Extracted data entries
* BEGIN *

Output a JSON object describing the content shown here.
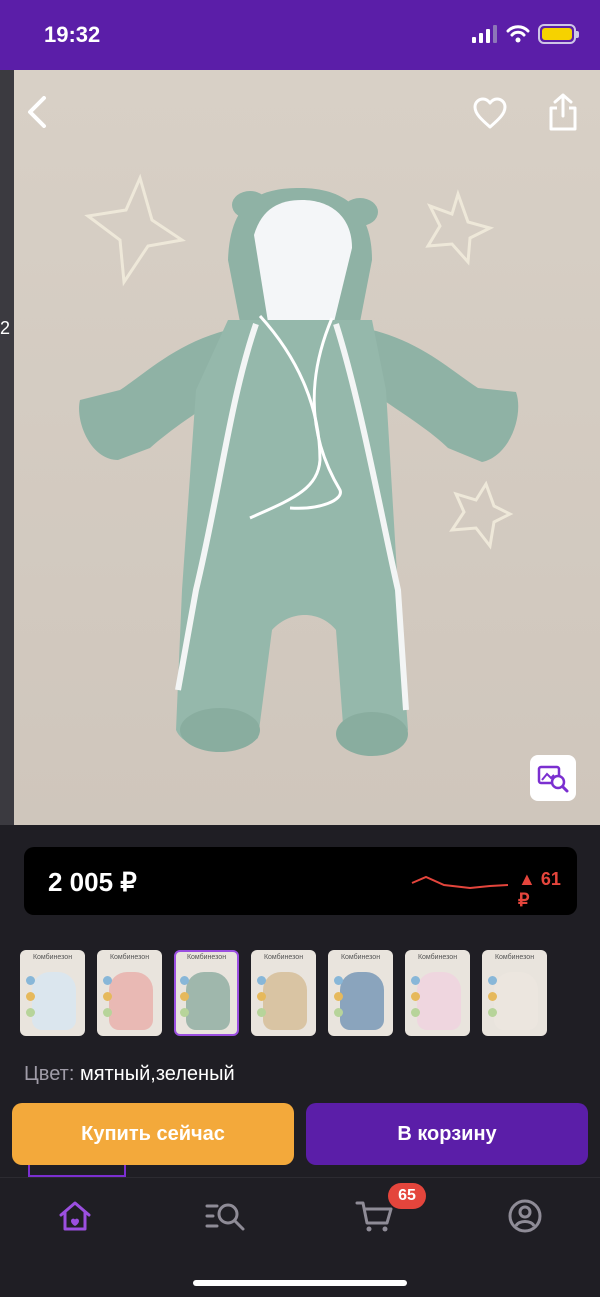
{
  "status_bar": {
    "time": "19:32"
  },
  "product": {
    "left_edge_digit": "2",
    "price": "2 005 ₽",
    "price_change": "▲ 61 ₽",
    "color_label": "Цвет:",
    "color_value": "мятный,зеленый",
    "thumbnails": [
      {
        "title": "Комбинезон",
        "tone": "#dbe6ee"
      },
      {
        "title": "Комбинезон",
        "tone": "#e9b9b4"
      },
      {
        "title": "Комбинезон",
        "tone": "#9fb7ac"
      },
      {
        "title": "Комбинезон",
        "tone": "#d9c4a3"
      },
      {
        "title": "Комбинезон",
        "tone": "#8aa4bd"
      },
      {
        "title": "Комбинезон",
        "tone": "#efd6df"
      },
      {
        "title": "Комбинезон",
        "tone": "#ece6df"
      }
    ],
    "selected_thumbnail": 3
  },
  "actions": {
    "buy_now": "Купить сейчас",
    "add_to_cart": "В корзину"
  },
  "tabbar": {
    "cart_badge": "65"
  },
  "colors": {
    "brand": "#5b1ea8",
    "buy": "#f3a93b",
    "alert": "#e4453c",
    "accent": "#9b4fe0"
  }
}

* END *

• **Aim**
Return all of the entries exactly as written, but drop any pictures they hold.

• **The response**
Output a JSON object describing the content shown here.
{
  "status_bar": {
    "time": "19:32"
  },
  "product": {
    "left_edge_digit": "2",
    "price": "2 005 ₽",
    "price_change": "▲ 61 ₽",
    "color_label": "Цвет:",
    "color_value": "мятный,зеленый",
    "thumbnails": [
      {
        "title": "Комбинезон",
        "tone": "#dbe6ee"
      },
      {
        "title": "Комбинезон",
        "tone": "#e9b9b4"
      },
      {
        "title": "Комбинезон",
        "tone": "#9fb7ac"
      },
      {
        "title": "Комбинезон",
        "tone": "#d9c4a3"
      },
      {
        "title": "Комбинезон",
        "tone": "#8aa4bd"
      },
      {
        "title": "Комбинезон",
        "tone": "#efd6df"
      },
      {
        "title": "Комбинезон",
        "tone": "#ece6df"
      }
    ],
    "selected_thumbnail": 3
  },
  "actions": {
    "buy_now": "Купить сейчас",
    "add_to_cart": "В корзину"
  },
  "tabbar": {
    "cart_badge": "65"
  },
  "colors": {
    "brand": "#5b1ea8",
    "buy": "#f3a93b",
    "alert": "#e4453c",
    "accent": "#9b4fe0"
  }
}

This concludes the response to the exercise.